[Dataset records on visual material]
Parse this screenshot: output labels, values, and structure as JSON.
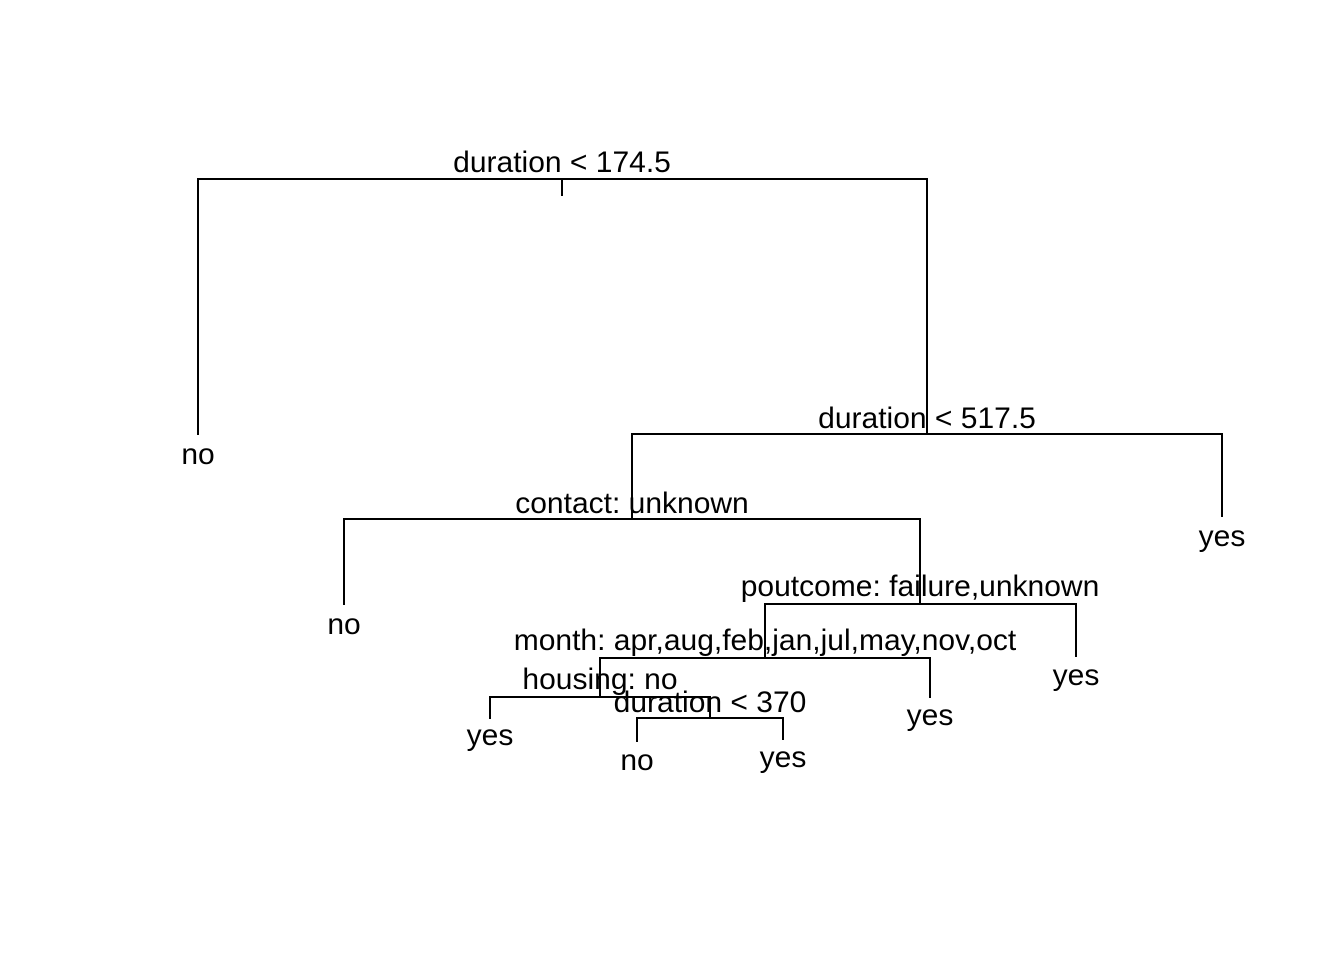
{
  "tree": {
    "splits": {
      "root": "duration < 174.5",
      "n2": "duration < 517.5",
      "n3": "contact: unknown",
      "n4": "poutcome: failure,unknown",
      "n5": "month: apr,aug,feb,jan,jul,may,nov,oct",
      "n6": "housing: no",
      "n7": "duration < 370"
    },
    "leaves": {
      "l1": "no",
      "l2": "yes",
      "l3": "no",
      "l4": "yes",
      "l5": "yes",
      "l6": "yes",
      "l7": "no",
      "l8": "yes"
    }
  }
}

▸ **What to produce**
The entries above are to be returned exactly, without their pictures.

▸ **Answer below**
Parse this screenshot: output labels, values, and structure as JSON.
{
  "tree": {
    "splits": {
      "root": "duration < 174.5",
      "n2": "duration < 517.5",
      "n3": "contact: unknown",
      "n4": "poutcome: failure,unknown",
      "n5": "month: apr,aug,feb,jan,jul,may,nov,oct",
      "n6": "housing: no",
      "n7": "duration < 370"
    },
    "leaves": {
      "l1": "no",
      "l2": "yes",
      "l3": "no",
      "l4": "yes",
      "l5": "yes",
      "l6": "yes",
      "l7": "no",
      "l8": "yes"
    }
  }
}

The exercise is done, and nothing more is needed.